* What you will do: Give again, word for word, only the lines from the one containing "Convert this screenshot" through the final line.

(Stored data)
--- --- ---

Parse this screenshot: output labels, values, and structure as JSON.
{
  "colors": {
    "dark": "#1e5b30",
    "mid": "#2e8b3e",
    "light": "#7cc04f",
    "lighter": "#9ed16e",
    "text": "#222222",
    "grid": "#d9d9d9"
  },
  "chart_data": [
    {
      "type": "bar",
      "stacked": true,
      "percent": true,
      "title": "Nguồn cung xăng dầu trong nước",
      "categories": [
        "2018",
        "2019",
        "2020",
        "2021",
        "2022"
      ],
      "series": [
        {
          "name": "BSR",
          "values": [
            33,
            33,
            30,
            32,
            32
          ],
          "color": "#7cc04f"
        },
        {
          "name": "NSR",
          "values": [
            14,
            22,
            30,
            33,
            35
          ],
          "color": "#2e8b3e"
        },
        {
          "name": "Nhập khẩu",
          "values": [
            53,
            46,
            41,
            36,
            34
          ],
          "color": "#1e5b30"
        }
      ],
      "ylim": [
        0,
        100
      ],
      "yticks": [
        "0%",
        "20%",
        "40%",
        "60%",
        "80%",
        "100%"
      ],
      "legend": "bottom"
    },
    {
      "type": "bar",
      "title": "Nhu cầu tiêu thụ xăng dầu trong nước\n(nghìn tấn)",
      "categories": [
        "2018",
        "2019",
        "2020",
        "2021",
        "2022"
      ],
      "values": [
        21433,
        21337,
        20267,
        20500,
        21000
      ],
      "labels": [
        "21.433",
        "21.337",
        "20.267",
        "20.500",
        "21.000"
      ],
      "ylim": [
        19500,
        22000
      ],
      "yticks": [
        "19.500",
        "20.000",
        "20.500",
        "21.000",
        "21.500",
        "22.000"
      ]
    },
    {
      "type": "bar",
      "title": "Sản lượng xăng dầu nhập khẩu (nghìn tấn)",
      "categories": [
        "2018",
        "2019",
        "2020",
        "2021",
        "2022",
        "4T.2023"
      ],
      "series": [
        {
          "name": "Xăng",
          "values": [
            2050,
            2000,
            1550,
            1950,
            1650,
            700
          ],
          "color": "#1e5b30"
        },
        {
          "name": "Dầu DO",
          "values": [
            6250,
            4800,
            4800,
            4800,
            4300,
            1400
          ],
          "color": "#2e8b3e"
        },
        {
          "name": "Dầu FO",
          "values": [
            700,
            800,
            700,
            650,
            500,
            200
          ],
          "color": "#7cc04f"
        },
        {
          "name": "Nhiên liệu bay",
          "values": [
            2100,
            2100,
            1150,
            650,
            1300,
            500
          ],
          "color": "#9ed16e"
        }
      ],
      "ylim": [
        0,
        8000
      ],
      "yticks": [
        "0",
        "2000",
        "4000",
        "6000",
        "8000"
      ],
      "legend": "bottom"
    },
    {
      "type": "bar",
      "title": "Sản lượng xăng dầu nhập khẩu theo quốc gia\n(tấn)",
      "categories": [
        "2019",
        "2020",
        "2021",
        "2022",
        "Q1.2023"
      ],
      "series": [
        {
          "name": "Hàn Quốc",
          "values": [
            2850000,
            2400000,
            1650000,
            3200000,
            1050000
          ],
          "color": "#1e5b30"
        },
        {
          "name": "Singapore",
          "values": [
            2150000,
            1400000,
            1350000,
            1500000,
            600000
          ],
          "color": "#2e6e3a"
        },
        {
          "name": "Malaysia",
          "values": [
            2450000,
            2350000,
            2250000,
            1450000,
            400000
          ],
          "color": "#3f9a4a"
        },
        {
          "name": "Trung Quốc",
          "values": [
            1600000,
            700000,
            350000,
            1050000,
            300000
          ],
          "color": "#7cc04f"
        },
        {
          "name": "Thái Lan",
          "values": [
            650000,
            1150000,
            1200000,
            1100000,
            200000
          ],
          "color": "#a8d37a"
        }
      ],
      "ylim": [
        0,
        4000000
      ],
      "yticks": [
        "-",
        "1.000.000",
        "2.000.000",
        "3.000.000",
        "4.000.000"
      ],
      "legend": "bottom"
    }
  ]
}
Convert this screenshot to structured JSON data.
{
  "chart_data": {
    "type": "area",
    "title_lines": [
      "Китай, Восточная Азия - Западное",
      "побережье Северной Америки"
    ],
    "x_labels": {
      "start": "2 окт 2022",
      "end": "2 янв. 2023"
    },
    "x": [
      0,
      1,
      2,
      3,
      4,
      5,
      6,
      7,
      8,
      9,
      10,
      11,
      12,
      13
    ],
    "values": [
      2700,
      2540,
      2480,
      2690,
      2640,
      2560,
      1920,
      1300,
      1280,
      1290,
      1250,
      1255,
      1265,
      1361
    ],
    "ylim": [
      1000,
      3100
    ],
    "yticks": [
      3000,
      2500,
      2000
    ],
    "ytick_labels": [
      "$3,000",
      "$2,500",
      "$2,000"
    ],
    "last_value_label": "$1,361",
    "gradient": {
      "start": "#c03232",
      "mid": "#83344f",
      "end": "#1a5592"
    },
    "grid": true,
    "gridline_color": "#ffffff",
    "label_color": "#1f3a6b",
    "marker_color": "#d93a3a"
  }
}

--- --- ---

* Task result:
Convert this screenshot to structured JSON data.
{
  "chart_data": {
    "type": "area",
    "title_lines": [
      "Китай, Восточная Азия - Западное",
      "побережье Северной Америки"
    ],
    "x_labels": {
      "start": "2 окт 2022",
      "end": "2 янв. 2023"
    },
    "x": [
      0,
      1,
      2,
      3,
      4,
      5,
      6,
      7,
      8,
      9,
      10,
      11,
      12,
      13
    ],
    "values": [
      2700,
      2540,
      2480,
      2690,
      2640,
      2560,
      1920,
      1300,
      1280,
      1290,
      1250,
      1255,
      1265,
      1361
    ],
    "ylim": [
      1000,
      3100
    ],
    "yticks": [
      3000,
      2500,
      2000
    ],
    "ytick_labels": [
      "$3,000",
      "$2,500",
      "$2,000"
    ],
    "last_value_label": "$1,361",
    "gradient": {
      "start": "#c03232",
      "mid": "#83344f",
      "end": "#1a5592"
    },
    "grid": true,
    "gridline_color": "#ffffff",
    "label_color": "#1f3a6b",
    "marker_color": "#d93a3a"
  }
}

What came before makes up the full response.